[Excerpt from a dataset]
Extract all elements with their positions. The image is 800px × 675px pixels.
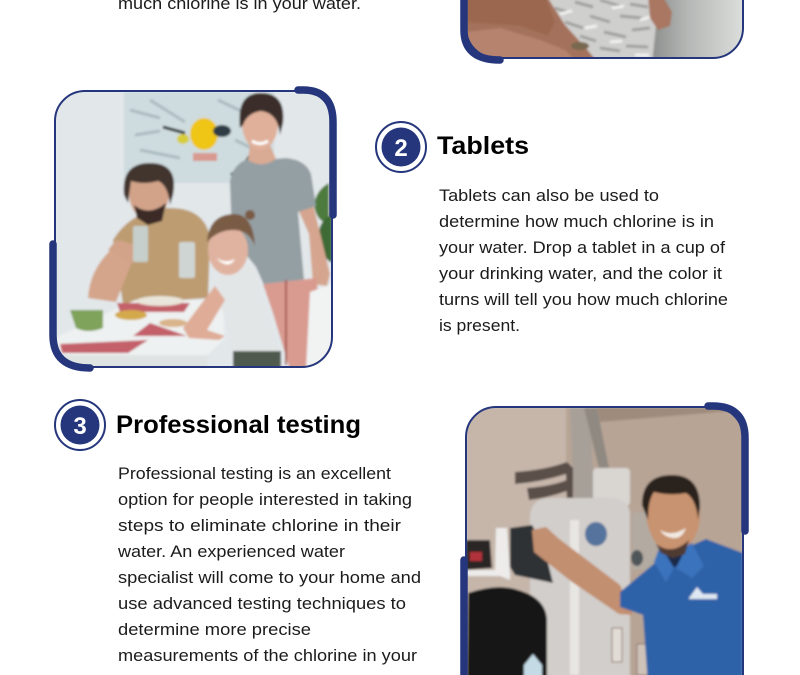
photo: family at table with water bbox=[55, 90, 333, 373]
technician shirt bbox=[620, 539, 743, 675]
grey wall panel bbox=[632, 512, 658, 570]
text block: tablets description: your water. Drop a tablet in a cup of bbox=[439, 239, 725, 257]
frame: photo outline bbox=[466, 0, 743, 58]
frame: photo outline bbox=[55, 91, 332, 367]
text block: professional testing description bbox=[117, 465, 421, 665]
accent: lower-left corner bracket bbox=[464, 0, 500, 60]
badge: number 2 bbox=[376, 122, 426, 172]
table bbox=[57, 298, 224, 354]
pipes bbox=[570, 408, 594, 498]
accent: top-right corner bracket bbox=[708, 406, 745, 531]
text block: professional testing description: specialist will come to your home and bbox=[118, 569, 421, 587]
accent: top-right corner bracket bbox=[298, 90, 333, 215]
chair bbox=[306, 284, 332, 369]
text block: tablets description: Tablets can also be used to bbox=[439, 187, 659, 205]
text block: professional testing description: measurements of the chlorine in your bbox=[118, 647, 418, 665]
heading: Professional testing: Professional testing bbox=[116, 411, 361, 439]
photo: hand holding chlorine powder bbox=[464, 0, 743, 65]
text block: professional testing description: water. An experienced water bbox=[117, 543, 346, 561]
text block: tablets description: turns will tell you how much chlorine bbox=[439, 291, 728, 309]
frame: photo outline bbox=[466, 407, 743, 675]
heading: Tablets: Tablets bbox=[437, 132, 529, 160]
text block: tablets description: determine how much chlorine is in bbox=[439, 213, 714, 231]
girl bbox=[212, 265, 280, 356]
text block: tablets description: your drinking water, and the color it bbox=[439, 265, 722, 283]
badge: number 2: 2 bbox=[394, 135, 408, 162]
photo: technician beside water heater bbox=[464, 406, 745, 675]
badge: number 3 bbox=[55, 400, 105, 450]
plant bbox=[314, 183, 329, 223]
accent: left edge bracket bbox=[460, 560, 468, 675]
accent: lower-left corner bracket bbox=[53, 244, 90, 368]
text block: professional testing description: option for people interested in taking bbox=[118, 491, 412, 509]
text block: tablets description: is present. bbox=[439, 317, 520, 335]
logo on tank bbox=[524, 654, 542, 675]
water heater bbox=[530, 498, 630, 675]
text block: professional testing description: Professional testing is an excellent bbox=[118, 465, 391, 483]
man bbox=[113, 208, 210, 304]
woman bbox=[229, 155, 250, 176]
text block: tablets description bbox=[439, 187, 728, 335]
text block: professional testing description: determine more precise bbox=[118, 621, 311, 639]
text block: professional testing description: use advanced testing techniques to bbox=[118, 595, 406, 613]
softener tank bbox=[467, 587, 547, 675]
technician arm bbox=[532, 527, 633, 615]
technician head bbox=[646, 490, 700, 551]
badge: number 3: 3 bbox=[73, 413, 87, 440]
text block: professional testing description: steps to eliminate chlorine in their bbox=[118, 517, 402, 535]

## Goal of the exercise
Rewrite the stretch of entries from the line containing "photo: family at" through the line containing "photo: hand holding", changing "corner bracket" to "corner mark" and keeping everything else the same. Return only those lines.

## Response to this task
photo: family at table with water bbox=[55, 90, 333, 373]
technician shirt bbox=[620, 539, 743, 675]
grey wall panel bbox=[632, 512, 658, 570]
text block: tablets description: your water. Drop a tablet in a cup of bbox=[439, 239, 725, 257]
frame: photo outline bbox=[466, 0, 743, 58]
frame: photo outline bbox=[55, 91, 332, 367]
text block: professional testing description bbox=[117, 465, 421, 665]
accent: lower-left corner mark bbox=[464, 0, 500, 60]
badge: number 2 bbox=[376, 122, 426, 172]
table bbox=[57, 298, 224, 354]
pipes bbox=[570, 408, 594, 498]
accent: top-right corner mark bbox=[708, 406, 745, 531]
text block: professional testing description: specialist will come to your home and bbox=[118, 569, 421, 587]
accent: top-right corner mark bbox=[298, 90, 333, 215]
chair bbox=[306, 284, 332, 369]
text block: tablets description: Tablets can also be used to bbox=[439, 187, 659, 205]
text block: professional testing description: measurements of the chlorine in your bbox=[118, 647, 418, 665]
heading: Professional testing: Professional testing bbox=[116, 411, 361, 439]
photo: hand holding chlorine powder bbox=[464, 0, 743, 65]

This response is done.